Entries with figure data

## Begin

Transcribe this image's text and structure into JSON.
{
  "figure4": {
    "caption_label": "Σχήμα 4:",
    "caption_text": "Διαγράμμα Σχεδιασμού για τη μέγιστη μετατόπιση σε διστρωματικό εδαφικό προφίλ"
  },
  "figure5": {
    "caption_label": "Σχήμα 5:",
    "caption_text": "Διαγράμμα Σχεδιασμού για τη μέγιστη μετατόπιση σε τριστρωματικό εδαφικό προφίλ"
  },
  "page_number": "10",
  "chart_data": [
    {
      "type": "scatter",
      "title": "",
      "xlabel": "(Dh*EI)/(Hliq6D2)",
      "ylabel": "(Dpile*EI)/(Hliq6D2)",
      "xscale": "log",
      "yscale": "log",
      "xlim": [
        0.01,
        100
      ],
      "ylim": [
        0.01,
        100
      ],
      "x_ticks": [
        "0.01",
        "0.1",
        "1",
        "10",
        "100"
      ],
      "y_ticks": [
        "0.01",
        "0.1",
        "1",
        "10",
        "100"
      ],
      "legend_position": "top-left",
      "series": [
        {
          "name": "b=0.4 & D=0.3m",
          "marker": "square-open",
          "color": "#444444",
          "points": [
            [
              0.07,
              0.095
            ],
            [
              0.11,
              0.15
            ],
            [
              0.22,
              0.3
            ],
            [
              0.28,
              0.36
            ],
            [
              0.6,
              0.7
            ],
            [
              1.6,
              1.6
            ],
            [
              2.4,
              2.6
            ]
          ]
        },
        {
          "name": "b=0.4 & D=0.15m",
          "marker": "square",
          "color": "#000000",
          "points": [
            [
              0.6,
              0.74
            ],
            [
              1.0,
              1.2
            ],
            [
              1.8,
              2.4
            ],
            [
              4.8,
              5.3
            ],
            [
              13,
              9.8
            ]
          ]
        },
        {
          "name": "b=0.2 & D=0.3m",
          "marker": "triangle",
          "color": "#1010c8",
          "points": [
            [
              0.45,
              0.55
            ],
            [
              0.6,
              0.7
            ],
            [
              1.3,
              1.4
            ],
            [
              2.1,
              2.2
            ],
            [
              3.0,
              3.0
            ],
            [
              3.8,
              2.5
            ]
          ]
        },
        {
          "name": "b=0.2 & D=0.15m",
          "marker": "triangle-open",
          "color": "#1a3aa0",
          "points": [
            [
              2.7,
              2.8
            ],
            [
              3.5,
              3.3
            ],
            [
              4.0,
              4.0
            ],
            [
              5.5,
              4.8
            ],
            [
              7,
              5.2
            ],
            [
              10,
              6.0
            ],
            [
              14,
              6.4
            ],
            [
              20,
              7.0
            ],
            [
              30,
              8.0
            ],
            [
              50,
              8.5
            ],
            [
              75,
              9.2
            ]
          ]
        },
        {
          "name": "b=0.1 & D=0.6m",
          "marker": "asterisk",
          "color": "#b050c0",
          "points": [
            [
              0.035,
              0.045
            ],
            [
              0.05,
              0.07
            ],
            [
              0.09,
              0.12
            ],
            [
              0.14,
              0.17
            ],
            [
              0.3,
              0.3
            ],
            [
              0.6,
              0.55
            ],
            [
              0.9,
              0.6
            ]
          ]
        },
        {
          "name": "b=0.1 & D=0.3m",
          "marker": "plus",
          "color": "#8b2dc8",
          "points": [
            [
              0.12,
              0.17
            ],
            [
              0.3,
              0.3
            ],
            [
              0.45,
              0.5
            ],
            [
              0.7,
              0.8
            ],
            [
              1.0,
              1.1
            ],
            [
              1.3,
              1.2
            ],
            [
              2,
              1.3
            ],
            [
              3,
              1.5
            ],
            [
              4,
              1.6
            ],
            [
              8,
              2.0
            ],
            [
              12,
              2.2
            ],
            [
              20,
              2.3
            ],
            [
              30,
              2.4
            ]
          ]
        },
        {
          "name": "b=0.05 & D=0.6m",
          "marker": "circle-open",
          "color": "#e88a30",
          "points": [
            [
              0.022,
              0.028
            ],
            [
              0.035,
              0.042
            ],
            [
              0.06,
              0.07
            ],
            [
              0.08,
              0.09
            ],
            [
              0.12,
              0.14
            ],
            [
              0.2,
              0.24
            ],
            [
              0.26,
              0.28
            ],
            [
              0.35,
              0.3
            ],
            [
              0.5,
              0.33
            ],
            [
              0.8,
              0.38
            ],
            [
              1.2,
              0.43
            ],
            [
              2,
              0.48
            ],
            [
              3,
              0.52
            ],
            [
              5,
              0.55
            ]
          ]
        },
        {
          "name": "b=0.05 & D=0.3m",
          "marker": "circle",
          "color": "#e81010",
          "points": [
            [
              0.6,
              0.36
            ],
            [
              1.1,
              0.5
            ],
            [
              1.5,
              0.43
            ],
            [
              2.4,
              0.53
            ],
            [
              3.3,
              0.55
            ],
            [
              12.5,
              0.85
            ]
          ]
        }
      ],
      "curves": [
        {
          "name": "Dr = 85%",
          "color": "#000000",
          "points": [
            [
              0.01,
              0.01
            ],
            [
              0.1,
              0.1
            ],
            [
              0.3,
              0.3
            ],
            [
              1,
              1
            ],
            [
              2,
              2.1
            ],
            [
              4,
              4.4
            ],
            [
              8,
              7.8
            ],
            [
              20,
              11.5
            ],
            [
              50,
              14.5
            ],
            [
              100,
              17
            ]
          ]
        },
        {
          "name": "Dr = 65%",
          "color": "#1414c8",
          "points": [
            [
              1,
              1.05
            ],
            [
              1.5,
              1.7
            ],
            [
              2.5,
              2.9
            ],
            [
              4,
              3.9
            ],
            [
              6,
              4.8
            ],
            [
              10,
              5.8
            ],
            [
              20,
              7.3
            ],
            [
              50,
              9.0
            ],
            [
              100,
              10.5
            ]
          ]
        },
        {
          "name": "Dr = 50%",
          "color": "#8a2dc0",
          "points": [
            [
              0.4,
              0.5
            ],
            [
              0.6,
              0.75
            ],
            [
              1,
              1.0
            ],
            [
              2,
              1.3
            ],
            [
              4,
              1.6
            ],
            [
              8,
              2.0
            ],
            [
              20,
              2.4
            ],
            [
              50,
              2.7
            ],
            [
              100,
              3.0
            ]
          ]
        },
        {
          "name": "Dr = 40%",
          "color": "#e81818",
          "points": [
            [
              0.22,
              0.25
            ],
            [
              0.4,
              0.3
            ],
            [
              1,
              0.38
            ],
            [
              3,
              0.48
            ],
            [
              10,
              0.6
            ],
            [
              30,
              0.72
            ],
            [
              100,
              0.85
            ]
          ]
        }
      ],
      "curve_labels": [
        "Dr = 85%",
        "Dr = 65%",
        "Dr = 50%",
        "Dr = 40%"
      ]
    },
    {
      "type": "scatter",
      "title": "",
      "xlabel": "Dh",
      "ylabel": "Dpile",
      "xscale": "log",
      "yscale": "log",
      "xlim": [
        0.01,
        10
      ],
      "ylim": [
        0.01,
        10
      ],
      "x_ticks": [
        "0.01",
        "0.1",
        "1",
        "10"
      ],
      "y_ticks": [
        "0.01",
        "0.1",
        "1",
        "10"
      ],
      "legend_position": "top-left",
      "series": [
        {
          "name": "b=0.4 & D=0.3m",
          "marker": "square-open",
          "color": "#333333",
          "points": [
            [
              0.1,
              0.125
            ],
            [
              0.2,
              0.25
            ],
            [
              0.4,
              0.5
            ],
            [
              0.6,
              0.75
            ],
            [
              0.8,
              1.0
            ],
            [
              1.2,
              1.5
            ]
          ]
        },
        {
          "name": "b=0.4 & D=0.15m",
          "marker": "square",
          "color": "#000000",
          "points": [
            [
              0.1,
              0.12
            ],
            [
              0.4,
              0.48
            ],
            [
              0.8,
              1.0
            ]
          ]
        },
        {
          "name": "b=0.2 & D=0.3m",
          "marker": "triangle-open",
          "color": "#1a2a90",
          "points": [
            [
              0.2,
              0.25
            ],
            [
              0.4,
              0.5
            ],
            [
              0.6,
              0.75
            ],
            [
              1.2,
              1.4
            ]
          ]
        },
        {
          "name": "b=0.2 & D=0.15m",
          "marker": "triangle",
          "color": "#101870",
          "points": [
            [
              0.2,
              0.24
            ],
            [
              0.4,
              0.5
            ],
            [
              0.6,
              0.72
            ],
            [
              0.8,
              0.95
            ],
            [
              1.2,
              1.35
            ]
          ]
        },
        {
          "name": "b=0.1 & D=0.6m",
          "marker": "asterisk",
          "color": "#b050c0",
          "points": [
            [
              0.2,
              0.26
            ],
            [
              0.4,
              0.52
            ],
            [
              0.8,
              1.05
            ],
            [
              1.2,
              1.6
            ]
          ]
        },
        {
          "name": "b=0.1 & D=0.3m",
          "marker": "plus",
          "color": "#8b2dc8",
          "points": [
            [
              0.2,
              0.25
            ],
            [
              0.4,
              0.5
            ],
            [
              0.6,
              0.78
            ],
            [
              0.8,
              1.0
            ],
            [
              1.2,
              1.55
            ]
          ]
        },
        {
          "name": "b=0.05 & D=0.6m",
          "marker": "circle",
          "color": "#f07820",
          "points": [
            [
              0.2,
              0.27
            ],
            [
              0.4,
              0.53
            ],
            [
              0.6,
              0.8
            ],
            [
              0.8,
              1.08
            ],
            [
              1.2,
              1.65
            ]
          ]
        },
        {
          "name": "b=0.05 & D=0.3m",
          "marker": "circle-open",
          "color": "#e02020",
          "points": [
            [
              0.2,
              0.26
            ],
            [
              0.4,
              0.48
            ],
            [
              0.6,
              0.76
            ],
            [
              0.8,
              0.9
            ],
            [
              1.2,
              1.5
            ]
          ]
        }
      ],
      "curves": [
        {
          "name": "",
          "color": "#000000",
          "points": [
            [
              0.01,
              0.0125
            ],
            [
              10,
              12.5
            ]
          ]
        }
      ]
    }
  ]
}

## End

## Task prompt
Pick out every line with the string "ylabel" and copy it.

## Answer to this task
      "ylabel": "(Dpile*EI)/(Hliq6D2)",
      "ylabel": "Dpile",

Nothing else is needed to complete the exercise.